* [SUPPLIED DATA]:
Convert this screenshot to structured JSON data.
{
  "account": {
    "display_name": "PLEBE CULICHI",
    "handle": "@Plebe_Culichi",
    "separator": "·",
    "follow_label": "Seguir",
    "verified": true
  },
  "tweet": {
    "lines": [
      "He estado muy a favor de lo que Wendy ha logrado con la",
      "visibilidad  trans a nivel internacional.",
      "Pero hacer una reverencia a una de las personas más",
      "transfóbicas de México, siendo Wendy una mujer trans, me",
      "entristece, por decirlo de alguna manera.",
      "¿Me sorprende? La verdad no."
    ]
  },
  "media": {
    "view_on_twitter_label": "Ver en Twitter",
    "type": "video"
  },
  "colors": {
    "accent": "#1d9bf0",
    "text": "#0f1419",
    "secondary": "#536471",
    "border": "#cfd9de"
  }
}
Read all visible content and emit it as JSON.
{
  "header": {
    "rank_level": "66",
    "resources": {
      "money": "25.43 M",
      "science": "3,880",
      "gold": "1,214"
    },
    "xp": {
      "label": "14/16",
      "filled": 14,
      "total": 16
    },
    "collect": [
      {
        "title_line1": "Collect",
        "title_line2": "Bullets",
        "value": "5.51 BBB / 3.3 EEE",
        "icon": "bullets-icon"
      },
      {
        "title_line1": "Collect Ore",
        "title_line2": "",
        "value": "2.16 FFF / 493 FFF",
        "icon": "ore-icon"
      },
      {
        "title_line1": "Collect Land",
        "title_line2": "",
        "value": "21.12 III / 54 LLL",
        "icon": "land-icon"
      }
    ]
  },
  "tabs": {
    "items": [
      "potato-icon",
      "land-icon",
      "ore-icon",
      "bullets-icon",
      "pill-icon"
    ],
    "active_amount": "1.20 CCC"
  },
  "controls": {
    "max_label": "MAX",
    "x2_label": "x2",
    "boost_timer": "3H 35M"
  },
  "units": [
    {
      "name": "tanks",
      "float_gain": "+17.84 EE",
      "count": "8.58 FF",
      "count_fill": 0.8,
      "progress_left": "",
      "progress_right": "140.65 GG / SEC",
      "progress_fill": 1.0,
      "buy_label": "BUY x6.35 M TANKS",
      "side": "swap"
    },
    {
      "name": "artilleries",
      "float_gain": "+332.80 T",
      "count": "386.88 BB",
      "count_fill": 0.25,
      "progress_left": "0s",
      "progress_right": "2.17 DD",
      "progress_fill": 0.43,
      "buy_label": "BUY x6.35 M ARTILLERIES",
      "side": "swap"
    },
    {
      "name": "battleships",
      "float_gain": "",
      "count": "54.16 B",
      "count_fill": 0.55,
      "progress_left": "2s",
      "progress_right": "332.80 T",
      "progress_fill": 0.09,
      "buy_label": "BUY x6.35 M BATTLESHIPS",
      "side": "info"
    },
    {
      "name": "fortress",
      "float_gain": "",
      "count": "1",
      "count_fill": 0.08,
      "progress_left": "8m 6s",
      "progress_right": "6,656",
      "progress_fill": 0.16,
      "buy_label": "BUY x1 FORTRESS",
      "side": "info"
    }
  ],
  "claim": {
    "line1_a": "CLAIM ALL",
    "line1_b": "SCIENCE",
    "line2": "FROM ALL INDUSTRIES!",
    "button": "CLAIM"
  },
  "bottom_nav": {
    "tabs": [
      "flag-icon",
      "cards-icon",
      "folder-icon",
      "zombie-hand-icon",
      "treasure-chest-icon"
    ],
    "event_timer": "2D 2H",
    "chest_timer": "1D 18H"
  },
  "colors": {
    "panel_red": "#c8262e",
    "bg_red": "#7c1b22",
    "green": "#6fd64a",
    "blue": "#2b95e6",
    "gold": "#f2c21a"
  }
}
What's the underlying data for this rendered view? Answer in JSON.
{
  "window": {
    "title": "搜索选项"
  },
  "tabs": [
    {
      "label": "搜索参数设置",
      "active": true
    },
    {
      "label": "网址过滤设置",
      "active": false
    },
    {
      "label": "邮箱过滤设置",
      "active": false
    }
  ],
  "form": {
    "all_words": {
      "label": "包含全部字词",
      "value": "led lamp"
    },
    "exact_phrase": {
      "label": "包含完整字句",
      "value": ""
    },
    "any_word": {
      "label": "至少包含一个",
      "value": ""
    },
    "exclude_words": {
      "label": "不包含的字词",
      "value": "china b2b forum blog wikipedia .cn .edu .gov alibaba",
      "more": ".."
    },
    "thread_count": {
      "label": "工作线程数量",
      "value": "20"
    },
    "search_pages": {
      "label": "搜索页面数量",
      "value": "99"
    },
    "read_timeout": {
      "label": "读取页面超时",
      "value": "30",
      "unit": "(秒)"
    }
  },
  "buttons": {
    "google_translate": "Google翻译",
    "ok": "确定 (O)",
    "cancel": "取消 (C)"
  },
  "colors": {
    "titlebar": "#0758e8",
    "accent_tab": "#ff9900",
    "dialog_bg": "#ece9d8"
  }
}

* [CHALLENGE]:
Each line above must be printed exactly as it appears.

* [PROBLEM SOLUTION]:
Convert this screenshot to structured JSON data.
{
  "account": {
    "display_name": "PLEBE CULICHI",
    "handle": "@Plebe_Culichi",
    "separator": "·",
    "follow_label": "Seguir",
    "verified": true
  },
  "tweet": {
    "lines": [
      "He estado muy a favor de lo que Wendy ha logrado con la",
      "visibilidad  trans a nivel internacional.",
      "Pero hacer una reverencia a una de las personas más",
      "transfóbicas de México, siendo Wendy una mujer trans, me",
      "entristece, por decirlo de alguna manera.",
      "¿Me sorprende? La verdad no."
    ]
  },
  "media": {
    "view_on_twitter_label": "Ver en Twitter",
    "type": "video"
  },
  "colors": {
    "accent": "#1d9bf0",
    "text": "#0f1419",
    "secondary": "#536471",
    "border": "#cfd9de"
  }
}
Read all visible content and emit it as JSON.
{
  "header": {
    "rank_level": "66",
    "resources": {
      "money": "25.43 M",
      "science": "3,880",
      "gold": "1,214"
    },
    "xp": {
      "label": "14/16",
      "filled": 14,
      "total": 16
    },
    "collect": [
      {
        "title_line1": "Collect",
        "title_line2": "Bullets",
        "value": "5.51 BBB / 3.3 EEE",
        "icon": "bullets-icon"
      },
      {
        "title_line1": "Collect Ore",
        "title_line2": "",
        "value": "2.16 FFF / 493 FFF",
        "icon": "ore-icon"
      },
      {
        "title_line1": "Collect Land",
        "title_line2": "",
        "value": "21.12 III / 54 LLL",
        "icon": "land-icon"
      }
    ]
  },
  "tabs": {
    "items": [
      "potato-icon",
      "land-icon",
      "ore-icon",
      "bullets-icon",
      "pill-icon"
    ],
    "active_amount": "1.20 CCC"
  },
  "controls": {
    "max_label": "MAX",
    "x2_label": "x2",
    "boost_timer": "3H 35M"
  },
  "units": [
    {
      "name": "tanks",
      "float_gain": "+17.84 EE",
      "count": "8.58 FF",
      "count_fill": 0.8,
      "progress_left": "",
      "progress_right": "140.65 GG / SEC",
      "progress_fill": 1.0,
      "buy_label": "BUY x6.35 M TANKS",
      "side": "swap"
    },
    {
      "name": "artilleries",
      "float_gain": "+332.80 T",
      "count": "386.88 BB",
      "count_fill": 0.25,
      "progress_left": "0s",
      "progress_right": "2.17 DD",
      "progress_fill": 0.43,
      "buy_label": "BUY x6.35 M ARTILLERIES",
      "side": "swap"
    },
    {
      "name": "battleships",
      "float_gain": "",
      "count": "54.16 B",
      "count_fill": 0.55,
      "progress_left": "2s",
      "progress_right": "332.80 T",
      "progress_fill": 0.09,
      "buy_label": "BUY x6.35 M BATTLESHIPS",
      "side": "info"
    },
    {
      "name": "fortress",
      "float_gain": "",
      "count": "1",
      "count_fill": 0.08,
      "progress_left": "8m 6s",
      "progress_right": "6,656",
      "progress_fill": 0.16,
      "buy_label": "BUY x1 FORTRESS",
      "side": "info"
    }
  ],
  "claim": {
    "line1_a": "CLAIM ALL",
    "line1_b": "SCIENCE",
    "line2": "FROM ALL INDUSTRIES!",
    "button": "CLAIM"
  },
  "bottom_nav": {
    "tabs": [
      "flag-icon",
      "cards-icon",
      "folder-icon",
      "zombie-hand-icon",
      "treasure-chest-icon"
    ],
    "event_timer": "2D 2H",
    "chest_timer": "1D 18H"
  },
  "colors": {
    "panel_red": "#c8262e",
    "bg_red": "#7c1b22",
    "green": "#6fd64a",
    "blue": "#2b95e6",
    "gold": "#f2c21a"
  }
}
What's the underlying data for this rendered view? Answer in JSON.
{
  "window": {
    "title": "搜索选项"
  },
  "tabs": [
    {
      "label": "搜索参数设置",
      "active": true
    },
    {
      "label": "网址过滤设置",
      "active": false
    },
    {
      "label": "邮箱过滤设置",
      "active": false
    }
  ],
  "form": {
    "all_words": {
      "label": "包含全部字词",
      "value": "led lamp"
    },
    "exact_phrase": {
      "label": "包含完整字句",
      "value": ""
    },
    "any_word": {
      "label": "至少包含一个",
      "value": ""
    },
    "exclude_words": {
      "label": "不包含的字词",
      "value": "china b2b forum blog wikipedia .cn .edu .gov alibaba",
      "more": ".."
    },
    "thread_count": {
      "label": "工作线程数量",
      "value": "20"
    },
    "search_pages": {
      "label": "搜索页面数量",
      "value": "99"
    },
    "read_timeout": {
      "label": "读取页面超时",
      "value": "30",
      "unit": "(秒)"
    }
  },
  "buttons": {
    "google_translate": "Google翻译",
    "ok": "确定 (O)",
    "cancel": "取消 (C)"
  },
  "colors": {
    "titlebar": "#0758e8",
    "accent_tab": "#ff9900",
    "dialog_bg": "#ece9d8"
  }
}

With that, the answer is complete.